### EXERCISES TO COMPLETE
**A)** In the comment thread, update the passage from "2. I think that" up to and including "even flatter line.", replacing "payroll taxes" with "Social Security taxes".
**B)** According to the comment thread, what share of all federal income tax do the top 5% of wage earners pay?


  2. I think that I am getting very depressed. I hope 2012 is a change for the better, if not, I may just turn everything off and hibernate!

  3. To be fair, payroll taxes hit the poor and middle class at around 13% of income when “employer contributions” are taken into account. I point that out because I think the argument that 50% of Americans pay no income taxes as you accurately pointed out is often inaccurately simplified to “50% of Americans pay no taxes.”

    The graph you know essentially shows Hauser’s Law. Professor Hauser uses a different accounting system than the federal government, and it shows an even flatter line.

    I know you’re not a fan of the BBA, and the WSJ had a great editorial about it today titled GOP Balancing Act (you can search it and access it – a link usually doesn’t work). One of my biggest concerns is that CBO scoring tends to favor taxing and new spending and disfavor tax cuts.

      1. FreedomFest was amazing. Those of us who are awake may be outnumbered, but we will prevail. It was a good break from all the cynicism, of which I have had my moments.

  4. The top 5% of wage earners pay 60% of all federal income tax.

    Meaning, of course, that the rest of us are paying the remainder of 40%.

### Data excerpts
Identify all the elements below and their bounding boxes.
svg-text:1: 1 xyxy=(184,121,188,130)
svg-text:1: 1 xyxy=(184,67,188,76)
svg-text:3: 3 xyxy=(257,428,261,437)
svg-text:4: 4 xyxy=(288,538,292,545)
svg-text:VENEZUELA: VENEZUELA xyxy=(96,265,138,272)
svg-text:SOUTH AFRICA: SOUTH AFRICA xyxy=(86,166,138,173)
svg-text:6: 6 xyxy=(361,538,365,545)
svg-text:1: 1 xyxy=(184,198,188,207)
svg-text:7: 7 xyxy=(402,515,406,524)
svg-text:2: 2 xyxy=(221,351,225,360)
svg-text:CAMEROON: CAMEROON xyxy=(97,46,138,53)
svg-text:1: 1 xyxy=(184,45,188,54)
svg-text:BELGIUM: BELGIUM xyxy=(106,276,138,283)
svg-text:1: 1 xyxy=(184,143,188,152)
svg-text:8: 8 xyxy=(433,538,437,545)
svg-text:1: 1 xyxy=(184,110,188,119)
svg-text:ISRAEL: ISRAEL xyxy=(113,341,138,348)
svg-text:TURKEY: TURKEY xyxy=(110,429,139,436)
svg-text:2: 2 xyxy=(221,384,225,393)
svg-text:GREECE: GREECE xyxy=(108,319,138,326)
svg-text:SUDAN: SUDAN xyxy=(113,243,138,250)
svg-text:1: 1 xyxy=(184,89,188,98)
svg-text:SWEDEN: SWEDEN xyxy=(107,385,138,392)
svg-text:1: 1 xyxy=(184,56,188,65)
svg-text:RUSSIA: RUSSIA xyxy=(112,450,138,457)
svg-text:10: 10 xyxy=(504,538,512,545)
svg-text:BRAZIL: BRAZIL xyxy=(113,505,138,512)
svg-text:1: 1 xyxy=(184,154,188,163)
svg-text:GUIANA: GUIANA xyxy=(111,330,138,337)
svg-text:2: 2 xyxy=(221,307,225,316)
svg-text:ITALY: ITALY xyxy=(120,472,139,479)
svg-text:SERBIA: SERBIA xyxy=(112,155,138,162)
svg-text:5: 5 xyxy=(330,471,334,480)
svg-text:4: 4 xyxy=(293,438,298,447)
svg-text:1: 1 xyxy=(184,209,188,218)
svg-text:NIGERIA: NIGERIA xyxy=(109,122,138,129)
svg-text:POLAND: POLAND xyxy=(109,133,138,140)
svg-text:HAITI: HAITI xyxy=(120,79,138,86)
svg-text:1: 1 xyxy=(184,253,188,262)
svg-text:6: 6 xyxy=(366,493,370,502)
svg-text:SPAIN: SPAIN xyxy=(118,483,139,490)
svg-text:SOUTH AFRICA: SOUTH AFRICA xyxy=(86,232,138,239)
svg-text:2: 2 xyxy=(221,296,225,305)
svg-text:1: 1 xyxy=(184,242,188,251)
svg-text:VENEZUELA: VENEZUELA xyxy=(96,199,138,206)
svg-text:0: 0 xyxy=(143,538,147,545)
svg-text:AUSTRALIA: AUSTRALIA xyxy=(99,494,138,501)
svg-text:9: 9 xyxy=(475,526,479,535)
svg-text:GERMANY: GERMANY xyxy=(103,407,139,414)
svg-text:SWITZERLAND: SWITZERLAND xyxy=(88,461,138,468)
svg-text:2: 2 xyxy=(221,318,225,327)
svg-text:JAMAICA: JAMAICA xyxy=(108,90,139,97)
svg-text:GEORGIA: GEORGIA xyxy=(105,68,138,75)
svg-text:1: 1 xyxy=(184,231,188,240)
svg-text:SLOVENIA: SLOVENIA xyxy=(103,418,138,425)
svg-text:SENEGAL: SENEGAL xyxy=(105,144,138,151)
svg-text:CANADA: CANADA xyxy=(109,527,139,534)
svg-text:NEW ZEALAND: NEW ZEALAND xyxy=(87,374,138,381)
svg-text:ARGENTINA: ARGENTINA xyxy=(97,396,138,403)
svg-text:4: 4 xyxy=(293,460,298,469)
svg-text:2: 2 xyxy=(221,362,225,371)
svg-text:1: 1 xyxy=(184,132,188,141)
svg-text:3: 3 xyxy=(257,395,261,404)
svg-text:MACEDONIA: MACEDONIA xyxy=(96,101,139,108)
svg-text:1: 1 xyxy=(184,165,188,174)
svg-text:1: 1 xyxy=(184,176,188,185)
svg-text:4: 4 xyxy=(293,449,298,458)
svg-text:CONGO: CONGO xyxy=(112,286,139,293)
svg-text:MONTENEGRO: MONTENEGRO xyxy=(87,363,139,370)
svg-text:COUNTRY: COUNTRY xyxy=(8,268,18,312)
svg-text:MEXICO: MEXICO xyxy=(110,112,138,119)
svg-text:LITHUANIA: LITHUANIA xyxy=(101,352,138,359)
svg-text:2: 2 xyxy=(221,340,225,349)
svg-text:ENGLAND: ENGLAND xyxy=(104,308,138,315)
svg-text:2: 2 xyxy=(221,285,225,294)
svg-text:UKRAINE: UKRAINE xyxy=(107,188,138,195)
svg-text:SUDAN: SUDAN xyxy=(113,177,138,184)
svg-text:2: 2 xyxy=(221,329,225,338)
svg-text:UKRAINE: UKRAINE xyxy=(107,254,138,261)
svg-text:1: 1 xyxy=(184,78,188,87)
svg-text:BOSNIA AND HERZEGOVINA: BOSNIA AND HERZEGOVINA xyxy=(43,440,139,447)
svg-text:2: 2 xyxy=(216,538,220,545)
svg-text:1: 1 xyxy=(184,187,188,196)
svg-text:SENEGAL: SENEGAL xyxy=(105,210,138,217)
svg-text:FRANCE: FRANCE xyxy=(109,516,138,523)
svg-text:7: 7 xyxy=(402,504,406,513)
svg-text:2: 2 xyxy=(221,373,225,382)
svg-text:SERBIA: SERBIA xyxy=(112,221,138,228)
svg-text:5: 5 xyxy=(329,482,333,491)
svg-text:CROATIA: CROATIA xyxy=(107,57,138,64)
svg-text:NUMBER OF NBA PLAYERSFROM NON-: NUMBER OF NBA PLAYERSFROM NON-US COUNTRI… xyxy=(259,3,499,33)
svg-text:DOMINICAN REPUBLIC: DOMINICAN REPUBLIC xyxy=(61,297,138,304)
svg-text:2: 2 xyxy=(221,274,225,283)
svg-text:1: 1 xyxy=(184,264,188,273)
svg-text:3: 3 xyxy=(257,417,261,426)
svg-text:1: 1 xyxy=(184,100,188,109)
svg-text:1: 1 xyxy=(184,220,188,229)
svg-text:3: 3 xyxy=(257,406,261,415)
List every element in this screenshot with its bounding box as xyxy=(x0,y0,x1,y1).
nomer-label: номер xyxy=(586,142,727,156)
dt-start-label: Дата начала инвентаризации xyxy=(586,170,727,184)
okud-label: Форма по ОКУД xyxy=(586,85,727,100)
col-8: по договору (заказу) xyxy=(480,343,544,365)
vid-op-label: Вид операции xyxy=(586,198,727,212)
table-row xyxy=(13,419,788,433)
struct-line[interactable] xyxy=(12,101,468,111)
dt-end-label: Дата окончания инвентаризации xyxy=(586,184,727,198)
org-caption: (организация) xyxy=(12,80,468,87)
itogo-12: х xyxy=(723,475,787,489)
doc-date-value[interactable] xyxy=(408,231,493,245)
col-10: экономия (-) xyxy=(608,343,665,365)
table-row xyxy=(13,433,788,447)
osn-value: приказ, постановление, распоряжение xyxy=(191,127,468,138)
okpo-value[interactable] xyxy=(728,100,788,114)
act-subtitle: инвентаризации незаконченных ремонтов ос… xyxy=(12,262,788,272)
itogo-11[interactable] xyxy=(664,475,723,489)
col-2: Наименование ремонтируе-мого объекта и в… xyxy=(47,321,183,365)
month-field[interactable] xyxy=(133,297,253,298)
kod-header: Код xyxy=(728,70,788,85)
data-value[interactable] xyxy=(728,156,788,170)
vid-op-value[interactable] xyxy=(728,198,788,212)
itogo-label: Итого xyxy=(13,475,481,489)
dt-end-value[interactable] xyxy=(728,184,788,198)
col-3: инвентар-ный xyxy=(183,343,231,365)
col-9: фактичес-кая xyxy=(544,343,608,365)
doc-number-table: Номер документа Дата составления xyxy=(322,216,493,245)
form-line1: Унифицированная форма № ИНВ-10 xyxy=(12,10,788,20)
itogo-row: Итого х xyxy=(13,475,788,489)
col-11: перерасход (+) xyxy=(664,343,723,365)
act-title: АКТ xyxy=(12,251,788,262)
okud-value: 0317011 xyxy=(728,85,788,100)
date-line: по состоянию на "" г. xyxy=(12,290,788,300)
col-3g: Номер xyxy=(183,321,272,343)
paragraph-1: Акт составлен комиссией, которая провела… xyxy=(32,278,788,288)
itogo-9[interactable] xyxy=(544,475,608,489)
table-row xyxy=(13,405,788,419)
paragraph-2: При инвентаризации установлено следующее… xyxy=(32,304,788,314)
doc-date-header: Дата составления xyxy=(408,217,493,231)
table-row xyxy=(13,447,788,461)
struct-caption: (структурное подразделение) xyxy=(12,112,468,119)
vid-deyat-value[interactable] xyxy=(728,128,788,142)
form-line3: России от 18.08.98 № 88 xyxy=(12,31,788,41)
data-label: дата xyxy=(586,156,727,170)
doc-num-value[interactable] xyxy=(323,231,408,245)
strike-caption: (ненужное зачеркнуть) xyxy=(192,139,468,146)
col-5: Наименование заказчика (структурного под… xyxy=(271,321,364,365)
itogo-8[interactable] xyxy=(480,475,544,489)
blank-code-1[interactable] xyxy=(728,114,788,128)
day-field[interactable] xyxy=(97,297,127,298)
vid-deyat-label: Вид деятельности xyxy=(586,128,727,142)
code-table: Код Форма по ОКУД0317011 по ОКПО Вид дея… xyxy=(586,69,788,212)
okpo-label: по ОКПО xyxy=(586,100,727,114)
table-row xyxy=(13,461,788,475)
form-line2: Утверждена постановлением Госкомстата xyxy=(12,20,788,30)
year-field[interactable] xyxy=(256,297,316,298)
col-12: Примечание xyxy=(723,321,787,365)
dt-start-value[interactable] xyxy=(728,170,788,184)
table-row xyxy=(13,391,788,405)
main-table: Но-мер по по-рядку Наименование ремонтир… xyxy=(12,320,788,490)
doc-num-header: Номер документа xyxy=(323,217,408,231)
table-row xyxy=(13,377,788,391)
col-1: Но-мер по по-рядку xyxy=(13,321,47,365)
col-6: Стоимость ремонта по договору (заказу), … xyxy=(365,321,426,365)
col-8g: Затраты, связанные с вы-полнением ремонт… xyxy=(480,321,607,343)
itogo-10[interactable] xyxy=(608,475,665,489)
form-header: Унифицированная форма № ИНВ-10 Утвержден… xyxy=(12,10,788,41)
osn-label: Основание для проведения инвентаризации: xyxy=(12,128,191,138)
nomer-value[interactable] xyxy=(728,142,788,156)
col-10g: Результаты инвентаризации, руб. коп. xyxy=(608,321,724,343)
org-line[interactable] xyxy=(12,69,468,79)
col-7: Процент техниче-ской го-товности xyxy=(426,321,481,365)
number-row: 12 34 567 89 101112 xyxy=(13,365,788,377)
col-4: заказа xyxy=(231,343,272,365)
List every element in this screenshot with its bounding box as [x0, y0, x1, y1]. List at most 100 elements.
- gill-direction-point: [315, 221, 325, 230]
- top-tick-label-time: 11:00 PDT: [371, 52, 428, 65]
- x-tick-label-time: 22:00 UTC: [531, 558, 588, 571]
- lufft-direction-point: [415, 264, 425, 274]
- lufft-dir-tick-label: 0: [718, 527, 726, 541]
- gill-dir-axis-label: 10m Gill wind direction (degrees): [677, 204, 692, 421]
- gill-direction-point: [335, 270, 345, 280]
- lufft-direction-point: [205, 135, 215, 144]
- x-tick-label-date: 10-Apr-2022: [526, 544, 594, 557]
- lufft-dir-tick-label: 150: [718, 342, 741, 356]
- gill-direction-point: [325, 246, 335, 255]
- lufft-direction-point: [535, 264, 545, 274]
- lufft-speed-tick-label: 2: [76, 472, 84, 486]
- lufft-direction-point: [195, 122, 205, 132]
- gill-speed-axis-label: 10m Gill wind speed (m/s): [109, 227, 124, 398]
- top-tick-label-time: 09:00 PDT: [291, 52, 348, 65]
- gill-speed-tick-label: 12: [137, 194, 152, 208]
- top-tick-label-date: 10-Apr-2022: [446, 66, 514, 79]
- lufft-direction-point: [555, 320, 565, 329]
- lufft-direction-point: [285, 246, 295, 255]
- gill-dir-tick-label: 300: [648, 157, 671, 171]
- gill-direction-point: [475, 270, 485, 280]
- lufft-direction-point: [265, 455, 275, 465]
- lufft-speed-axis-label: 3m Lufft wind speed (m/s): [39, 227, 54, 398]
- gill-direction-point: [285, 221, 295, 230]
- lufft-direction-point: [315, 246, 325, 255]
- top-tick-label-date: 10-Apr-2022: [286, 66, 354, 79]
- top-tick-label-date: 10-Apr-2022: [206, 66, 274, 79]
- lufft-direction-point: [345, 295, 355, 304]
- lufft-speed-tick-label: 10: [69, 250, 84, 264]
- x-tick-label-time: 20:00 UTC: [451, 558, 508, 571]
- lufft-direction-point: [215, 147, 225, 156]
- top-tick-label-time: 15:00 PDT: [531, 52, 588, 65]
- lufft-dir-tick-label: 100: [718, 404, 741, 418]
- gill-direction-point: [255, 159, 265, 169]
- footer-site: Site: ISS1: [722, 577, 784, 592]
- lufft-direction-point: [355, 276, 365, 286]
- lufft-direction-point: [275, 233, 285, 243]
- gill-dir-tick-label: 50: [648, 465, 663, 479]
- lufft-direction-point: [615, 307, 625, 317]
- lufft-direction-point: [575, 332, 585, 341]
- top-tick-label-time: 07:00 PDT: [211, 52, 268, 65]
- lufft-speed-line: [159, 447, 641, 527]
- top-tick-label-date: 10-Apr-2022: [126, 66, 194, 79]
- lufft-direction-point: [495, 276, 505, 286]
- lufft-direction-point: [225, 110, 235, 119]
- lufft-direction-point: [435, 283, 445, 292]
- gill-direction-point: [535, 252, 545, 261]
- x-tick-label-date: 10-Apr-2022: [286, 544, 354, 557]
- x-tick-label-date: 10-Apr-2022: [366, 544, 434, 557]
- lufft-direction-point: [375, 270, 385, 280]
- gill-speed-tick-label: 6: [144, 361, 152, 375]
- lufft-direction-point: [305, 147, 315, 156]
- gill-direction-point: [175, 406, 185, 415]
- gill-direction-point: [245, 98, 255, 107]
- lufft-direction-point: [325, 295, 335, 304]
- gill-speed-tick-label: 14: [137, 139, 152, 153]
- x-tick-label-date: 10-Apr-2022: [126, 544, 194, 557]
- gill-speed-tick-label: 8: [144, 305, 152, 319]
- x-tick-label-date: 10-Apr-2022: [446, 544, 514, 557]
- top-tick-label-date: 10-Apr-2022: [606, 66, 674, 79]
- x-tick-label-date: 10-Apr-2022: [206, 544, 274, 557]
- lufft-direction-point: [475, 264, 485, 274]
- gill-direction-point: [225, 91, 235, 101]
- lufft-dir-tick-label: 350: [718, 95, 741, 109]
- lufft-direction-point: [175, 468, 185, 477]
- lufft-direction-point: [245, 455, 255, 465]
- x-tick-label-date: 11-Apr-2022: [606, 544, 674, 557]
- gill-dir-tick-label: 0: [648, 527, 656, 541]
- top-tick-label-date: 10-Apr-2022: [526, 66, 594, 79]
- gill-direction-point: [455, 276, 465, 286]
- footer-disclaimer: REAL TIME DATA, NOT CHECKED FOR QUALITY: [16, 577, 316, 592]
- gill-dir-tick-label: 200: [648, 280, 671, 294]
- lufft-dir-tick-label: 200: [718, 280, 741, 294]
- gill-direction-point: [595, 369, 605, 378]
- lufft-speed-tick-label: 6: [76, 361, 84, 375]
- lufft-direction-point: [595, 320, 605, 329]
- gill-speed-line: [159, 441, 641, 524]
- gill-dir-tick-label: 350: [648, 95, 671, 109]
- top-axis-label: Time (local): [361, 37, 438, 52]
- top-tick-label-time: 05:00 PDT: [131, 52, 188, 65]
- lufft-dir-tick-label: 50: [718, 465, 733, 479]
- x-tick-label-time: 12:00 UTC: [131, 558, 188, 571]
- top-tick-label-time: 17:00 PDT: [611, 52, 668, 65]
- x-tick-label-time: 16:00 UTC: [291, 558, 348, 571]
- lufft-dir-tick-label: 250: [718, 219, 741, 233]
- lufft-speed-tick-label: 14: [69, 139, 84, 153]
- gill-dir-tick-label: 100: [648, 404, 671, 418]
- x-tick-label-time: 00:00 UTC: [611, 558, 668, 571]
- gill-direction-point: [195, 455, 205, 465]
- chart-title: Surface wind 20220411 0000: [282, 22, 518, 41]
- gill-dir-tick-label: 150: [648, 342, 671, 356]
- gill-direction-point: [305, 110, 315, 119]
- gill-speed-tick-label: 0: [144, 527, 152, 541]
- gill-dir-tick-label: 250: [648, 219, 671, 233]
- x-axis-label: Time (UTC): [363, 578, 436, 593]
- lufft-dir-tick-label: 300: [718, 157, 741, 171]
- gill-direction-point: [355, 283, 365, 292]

### RESPONSES
**A)**
2. I think that I am getting very depressed. I hope 2012 is a change for the better, if not, I may just turn everything off and hibernate!

  3. To be fair, Social Security taxes hit the poor and middle class at around 13% of income when “employer contributions” are taken into account. I point that out because I think the argument that 50% of Americans pay no income taxes as you accurately pointed out is often inaccurately simplified to “50% of Americans pay no taxes.”

    The graph you know essentially shows Hauser’s Law. Professor Hauser uses a different accounting system than the federal government, and it shows an even flatter line.

**B)** 60% of all federal income tax.